### OBJECTIVE
Can you output the records below exactly as they are written?
**********
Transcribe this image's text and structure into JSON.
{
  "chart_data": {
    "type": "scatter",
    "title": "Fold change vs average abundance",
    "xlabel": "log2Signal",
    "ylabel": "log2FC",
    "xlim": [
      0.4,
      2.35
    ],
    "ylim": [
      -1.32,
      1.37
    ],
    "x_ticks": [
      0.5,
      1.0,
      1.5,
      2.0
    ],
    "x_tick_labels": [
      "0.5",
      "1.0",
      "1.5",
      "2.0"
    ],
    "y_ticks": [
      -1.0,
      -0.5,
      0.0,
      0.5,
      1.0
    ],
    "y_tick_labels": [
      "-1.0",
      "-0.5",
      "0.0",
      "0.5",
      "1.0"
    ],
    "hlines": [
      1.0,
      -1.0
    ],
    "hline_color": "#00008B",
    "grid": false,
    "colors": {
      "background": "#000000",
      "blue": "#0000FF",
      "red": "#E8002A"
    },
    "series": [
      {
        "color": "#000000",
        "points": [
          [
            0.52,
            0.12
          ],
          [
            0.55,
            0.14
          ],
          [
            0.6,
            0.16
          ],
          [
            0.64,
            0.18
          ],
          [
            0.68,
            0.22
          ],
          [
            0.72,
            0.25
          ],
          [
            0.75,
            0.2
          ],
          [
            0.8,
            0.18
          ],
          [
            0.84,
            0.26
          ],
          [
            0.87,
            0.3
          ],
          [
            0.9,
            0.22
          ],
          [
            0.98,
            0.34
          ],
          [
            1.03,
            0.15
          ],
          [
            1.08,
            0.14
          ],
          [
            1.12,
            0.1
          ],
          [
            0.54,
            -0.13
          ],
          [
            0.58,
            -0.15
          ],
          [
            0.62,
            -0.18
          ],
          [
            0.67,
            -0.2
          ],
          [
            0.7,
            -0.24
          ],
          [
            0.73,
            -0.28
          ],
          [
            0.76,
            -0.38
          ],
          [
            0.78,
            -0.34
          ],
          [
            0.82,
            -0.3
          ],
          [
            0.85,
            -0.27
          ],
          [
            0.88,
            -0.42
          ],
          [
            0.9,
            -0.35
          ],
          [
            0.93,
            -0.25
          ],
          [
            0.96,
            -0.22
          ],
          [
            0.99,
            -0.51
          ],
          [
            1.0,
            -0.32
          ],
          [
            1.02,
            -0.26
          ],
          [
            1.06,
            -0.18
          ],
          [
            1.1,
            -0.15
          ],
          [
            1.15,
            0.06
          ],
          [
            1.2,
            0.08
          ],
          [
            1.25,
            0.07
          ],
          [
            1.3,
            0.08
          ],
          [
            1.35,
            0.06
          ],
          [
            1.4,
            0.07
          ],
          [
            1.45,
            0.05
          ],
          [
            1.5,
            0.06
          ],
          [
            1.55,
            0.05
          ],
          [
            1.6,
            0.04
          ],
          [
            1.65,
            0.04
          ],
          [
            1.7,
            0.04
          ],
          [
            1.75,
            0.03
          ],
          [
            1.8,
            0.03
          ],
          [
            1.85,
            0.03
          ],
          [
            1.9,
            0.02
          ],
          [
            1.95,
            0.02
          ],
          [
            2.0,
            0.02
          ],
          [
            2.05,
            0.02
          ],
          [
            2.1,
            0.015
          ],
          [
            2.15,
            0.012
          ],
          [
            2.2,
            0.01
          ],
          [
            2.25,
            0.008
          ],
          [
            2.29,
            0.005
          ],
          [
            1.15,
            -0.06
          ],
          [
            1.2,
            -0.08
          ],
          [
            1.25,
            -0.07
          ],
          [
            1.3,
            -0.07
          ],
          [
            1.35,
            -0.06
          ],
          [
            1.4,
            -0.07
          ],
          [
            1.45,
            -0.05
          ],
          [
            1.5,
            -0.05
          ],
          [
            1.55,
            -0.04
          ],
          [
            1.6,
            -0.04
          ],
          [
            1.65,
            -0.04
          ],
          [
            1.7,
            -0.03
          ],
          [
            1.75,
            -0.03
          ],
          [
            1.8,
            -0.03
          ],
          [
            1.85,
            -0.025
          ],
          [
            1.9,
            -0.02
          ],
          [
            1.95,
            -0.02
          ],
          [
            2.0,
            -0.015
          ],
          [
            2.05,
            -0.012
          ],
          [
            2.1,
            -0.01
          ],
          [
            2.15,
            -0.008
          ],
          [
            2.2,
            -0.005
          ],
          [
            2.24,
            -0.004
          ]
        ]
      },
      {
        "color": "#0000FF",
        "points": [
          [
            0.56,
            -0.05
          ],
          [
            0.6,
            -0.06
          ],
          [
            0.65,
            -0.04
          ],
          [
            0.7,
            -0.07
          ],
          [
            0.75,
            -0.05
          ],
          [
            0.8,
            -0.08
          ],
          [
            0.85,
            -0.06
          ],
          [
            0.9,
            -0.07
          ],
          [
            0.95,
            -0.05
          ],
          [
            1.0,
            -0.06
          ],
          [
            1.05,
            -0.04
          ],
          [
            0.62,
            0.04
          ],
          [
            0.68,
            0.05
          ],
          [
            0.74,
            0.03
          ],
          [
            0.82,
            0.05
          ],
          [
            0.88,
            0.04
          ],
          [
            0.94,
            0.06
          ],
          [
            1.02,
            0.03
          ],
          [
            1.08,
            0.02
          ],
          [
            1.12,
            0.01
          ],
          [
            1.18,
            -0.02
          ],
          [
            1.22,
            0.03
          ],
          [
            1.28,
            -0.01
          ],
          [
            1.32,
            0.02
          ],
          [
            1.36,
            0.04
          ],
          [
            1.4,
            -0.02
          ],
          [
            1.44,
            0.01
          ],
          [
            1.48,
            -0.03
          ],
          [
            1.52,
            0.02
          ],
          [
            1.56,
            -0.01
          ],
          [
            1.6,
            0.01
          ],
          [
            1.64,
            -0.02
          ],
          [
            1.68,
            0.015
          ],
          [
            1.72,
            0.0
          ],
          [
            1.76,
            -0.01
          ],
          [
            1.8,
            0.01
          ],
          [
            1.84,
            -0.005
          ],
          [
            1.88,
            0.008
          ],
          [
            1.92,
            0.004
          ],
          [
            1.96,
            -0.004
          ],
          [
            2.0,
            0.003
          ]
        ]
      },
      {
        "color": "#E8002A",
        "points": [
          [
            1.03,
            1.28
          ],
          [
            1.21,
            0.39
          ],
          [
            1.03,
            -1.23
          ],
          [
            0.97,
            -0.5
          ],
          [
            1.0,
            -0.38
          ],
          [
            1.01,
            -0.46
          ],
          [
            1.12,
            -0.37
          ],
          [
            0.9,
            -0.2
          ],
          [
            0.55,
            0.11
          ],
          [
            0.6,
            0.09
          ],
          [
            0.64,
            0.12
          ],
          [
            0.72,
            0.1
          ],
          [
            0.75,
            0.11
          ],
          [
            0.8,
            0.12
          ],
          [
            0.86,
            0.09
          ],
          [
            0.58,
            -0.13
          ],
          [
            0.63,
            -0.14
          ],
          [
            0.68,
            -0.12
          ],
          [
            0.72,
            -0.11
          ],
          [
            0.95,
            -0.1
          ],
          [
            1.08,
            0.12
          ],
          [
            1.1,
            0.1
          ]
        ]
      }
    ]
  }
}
**********
### REPLY TO THE TASK
Transcribe this image's text and structure into JSON.
{
  "chart_data": {
    "type": "scatter",
    "title": "Fold change vs average abundance",
    "xlabel": "log2Signal",
    "ylabel": "log2FC",
    "xlim": [
      0.4,
      2.35
    ],
    "ylim": [
      -1.32,
      1.37
    ],
    "x_ticks": [
      0.5,
      1.0,
      1.5,
      2.0
    ],
    "x_tick_labels": [
      "0.5",
      "1.0",
      "1.5",
      "2.0"
    ],
    "y_ticks": [
      -1.0,
      -0.5,
      0.0,
      0.5,
      1.0
    ],
    "y_tick_labels": [
      "-1.0",
      "-0.5",
      "0.0",
      "0.5",
      "1.0"
    ],
    "hlines": [
      1.0,
      -1.0
    ],
    "hline_color": "#00008B",
    "grid": false,
    "colors": {
      "background": "#000000",
      "blue": "#0000FF",
      "red": "#E8002A"
    },
    "series": [
      {
        "color": "#000000",
        "points": [
          [
            0.52,
            0.12
          ],
          [
            0.55,
            0.14
          ],
          [
            0.6,
            0.16
          ],
          [
            0.64,
            0.18
          ],
          [
            0.68,
            0.22
          ],
          [
            0.72,
            0.25
          ],
          [
            0.75,
            0.2
          ],
          [
            0.8,
            0.18
          ],
          [
            0.84,
            0.26
          ],
          [
            0.87,
            0.3
          ],
          [
            0.9,
            0.22
          ],
          [
            0.98,
            0.34
          ],
          [
            1.03,
            0.15
          ],
          [
            1.08,
            0.14
          ],
          [
            1.12,
            0.1
          ],
          [
            0.54,
            -0.13
          ],
          [
            0.58,
            -0.15
          ],
          [
            0.62,
            -0.18
          ],
          [
            0.67,
            -0.2
          ],
          [
            0.7,
            -0.24
          ],
          [
            0.73,
            -0.28
          ],
          [
            0.76,
            -0.38
          ],
          [
            0.78,
            -0.34
          ],
          [
            0.82,
            -0.3
          ],
          [
            0.85,
            -0.27
          ],
          [
            0.88,
            -0.42
          ],
          [
            0.9,
            -0.35
          ],
          [
            0.93,
            -0.25
          ],
          [
            0.96,
            -0.22
          ],
          [
            0.99,
            -0.51
          ],
          [
            1.0,
            -0.32
          ],
          [
            1.02,
            -0.26
          ],
          [
            1.06,
            -0.18
          ],
          [
            1.1,
            -0.15
          ],
          [
            1.15,
            0.06
          ],
          [
            1.2,
            0.08
          ],
          [
            1.25,
            0.07
          ],
          [
            1.3,
            0.08
          ],
          [
            1.35,
            0.06
          ],
          [
            1.4,
            0.07
          ],
          [
            1.45,
            0.05
          ],
          [
            1.5,
            0.06
          ],
          [
            1.55,
            0.05
          ],
          [
            1.6,
            0.04
          ],
          [
            1.65,
            0.04
          ],
          [
            1.7,
            0.04
          ],
          [
            1.75,
            0.03
          ],
          [
            1.8,
            0.03
          ],
          [
            1.85,
            0.03
          ],
          [
            1.9,
            0.02
          ],
          [
            1.95,
            0.02
          ],
          [
            2.0,
            0.02
          ],
          [
            2.05,
            0.02
          ],
          [
            2.1,
            0.015
          ],
          [
            2.15,
            0.012
          ],
          [
            2.2,
            0.01
          ],
          [
            2.25,
            0.008
          ],
          [
            2.29,
            0.005
          ],
          [
            1.15,
            -0.06
          ],
          [
            1.2,
            -0.08
          ],
          [
            1.25,
            -0.07
          ],
          [
            1.3,
            -0.07
          ],
          [
            1.35,
            -0.06
          ],
          [
            1.4,
            -0.07
          ],
          [
            1.45,
            -0.05
          ],
          [
            1.5,
            -0.05
          ],
          [
            1.55,
            -0.04
          ],
          [
            1.6,
            -0.04
          ],
          [
            1.65,
            -0.04
          ],
          [
            1.7,
            -0.03
          ],
          [
            1.75,
            -0.03
          ],
          [
            1.8,
            -0.03
          ],
          [
            1.85,
            -0.025
          ],
          [
            1.9,
            -0.02
          ],
          [
            1.95,
            -0.02
          ],
          [
            2.0,
            -0.015
          ],
          [
            2.05,
            -0.012
          ],
          [
            2.1,
            -0.01
          ],
          [
            2.15,
            -0.008
          ],
          [
            2.2,
            -0.005
          ],
          [
            2.24,
            -0.004
          ]
        ]
      },
      {
        "color": "#0000FF",
        "points": [
          [
            0.56,
            -0.05
          ],
          [
            0.6,
            -0.06
          ],
          [
            0.65,
            -0.04
          ],
          [
            0.7,
            -0.07
          ],
          [
            0.75,
            -0.05
          ],
          [
            0.8,
            -0.08
          ],
          [
            0.85,
            -0.06
          ],
          [
            0.9,
            -0.07
          ],
          [
            0.95,
            -0.05
          ],
          [
            1.0,
            -0.06
          ],
          [
            1.05,
            -0.04
          ],
          [
            0.62,
            0.04
          ],
          [
            0.68,
            0.05
          ],
          [
            0.74,
            0.03
          ],
          [
            0.82,
            0.05
          ],
          [
            0.88,
            0.04
          ],
          [
            0.94,
            0.06
          ],
          [
            1.02,
            0.03
          ],
          [
            1.08,
            0.02
          ],
          [
            1.12,
            0.01
          ],
          [
            1.18,
            -0.02
          ],
          [
            1.22,
            0.03
          ],
          [
            1.28,
            -0.01
          ],
          [
            1.32,
            0.02
          ],
          [
            1.36,
            0.04
          ],
          [
            1.4,
            -0.02
          ],
          [
            1.44,
            0.01
          ],
          [
            1.48,
            -0.03
          ],
          [
            1.52,
            0.02
          ],
          [
            1.56,
            -0.01
          ],
          [
            1.6,
            0.01
          ],
          [
            1.64,
            -0.02
          ],
          [
            1.68,
            0.015
          ],
          [
            1.72,
            0.0
          ],
          [
            1.76,
            -0.01
          ],
          [
            1.8,
            0.01
          ],
          [
            1.84,
            -0.005
          ],
          [
            1.88,
            0.008
          ],
          [
            1.92,
            0.004
          ],
          [
            1.96,
            -0.004
          ],
          [
            2.0,
            0.003
          ]
        ]
      },
      {
        "color": "#E8002A",
        "points": [
          [
            1.03,
            1.28
          ],
          [
            1.21,
            0.39
          ],
          [
            1.03,
            -1.23
          ],
          [
            0.97,
            -0.5
          ],
          [
            1.0,
            -0.38
          ],
          [
            1.01,
            -0.46
          ],
          [
            1.12,
            -0.37
          ],
          [
            0.9,
            -0.2
          ],
          [
            0.55,
            0.11
          ],
          [
            0.6,
            0.09
          ],
          [
            0.64,
            0.12
          ],
          [
            0.72,
            0.1
          ],
          [
            0.75,
            0.11
          ],
          [
            0.8,
            0.12
          ],
          [
            0.86,
            0.09
          ],
          [
            0.58,
            -0.13
          ],
          [
            0.63,
            -0.14
          ],
          [
            0.68,
            -0.12
          ],
          [
            0.72,
            -0.11
          ],
          [
            0.95,
            -0.1
          ],
          [
            1.08,
            0.12
          ],
          [
            1.1,
            0.1
          ]
        ]
      }
    ]
  }
}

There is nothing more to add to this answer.